Figure data in JSON:
━━━━━━━━━━━━━━━━

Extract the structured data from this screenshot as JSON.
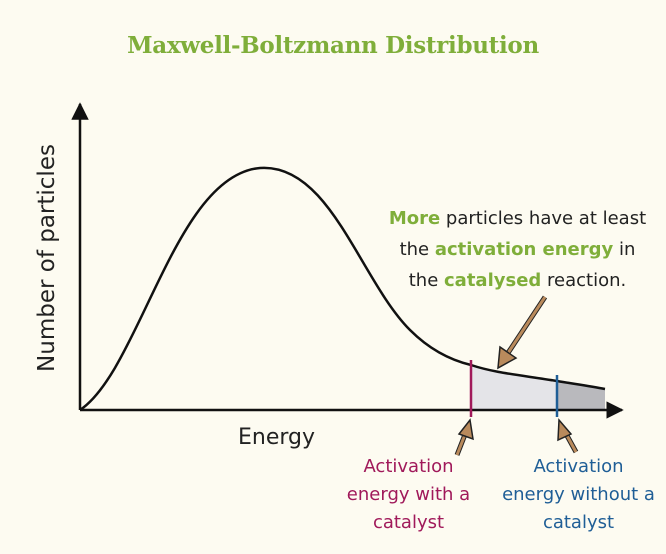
{
  "title": "Maxwell-Boltzmann Distribution",
  "axes": {
    "y_label": "Number of particles",
    "x_label": "Energy"
  },
  "annotation": {
    "word_more": "More",
    "text_1": " particles have at least the ",
    "word_activation_energy": "activation energy",
    "text_2": " in the ",
    "word_catalysed": "catalysed",
    "text_3": " reaction."
  },
  "markers": {
    "with_catalyst": "Activation energy with a catalyst",
    "without_catalyst": "Activation energy without a catalyst"
  },
  "colors": {
    "title": "#7fae3a",
    "with_catalyst": "#a0195a",
    "without_catalyst": "#1f5e96",
    "arrow": "#b98a5c",
    "shade_light": "#e4e4e8",
    "shade_dark": "#b9b9bd"
  }
}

━━━━━━━━━━━━━━━━

• _Exercise objective_:
Copy all of the entries verbatim, leaving out any pictures they contain.

• _Response_:
Extract the structured data from this screenshot as JSON.
{
  "title": "Maxwell-Boltzmann Distribution",
  "axes": {
    "y_label": "Number of particles",
    "x_label": "Energy"
  },
  "annotation": {
    "word_more": "More",
    "text_1": " particles have at least the ",
    "word_activation_energy": "activation energy",
    "text_2": " in the ",
    "word_catalysed": "catalysed",
    "text_3": " reaction."
  },
  "markers": {
    "with_catalyst": "Activation energy with a catalyst",
    "without_catalyst": "Activation energy without a catalyst"
  },
  "colors": {
    "title": "#7fae3a",
    "with_catalyst": "#a0195a",
    "without_catalyst": "#1f5e96",
    "arrow": "#b98a5c",
    "shade_light": "#e4e4e8",
    "shade_dark": "#b9b9bd"
  }
}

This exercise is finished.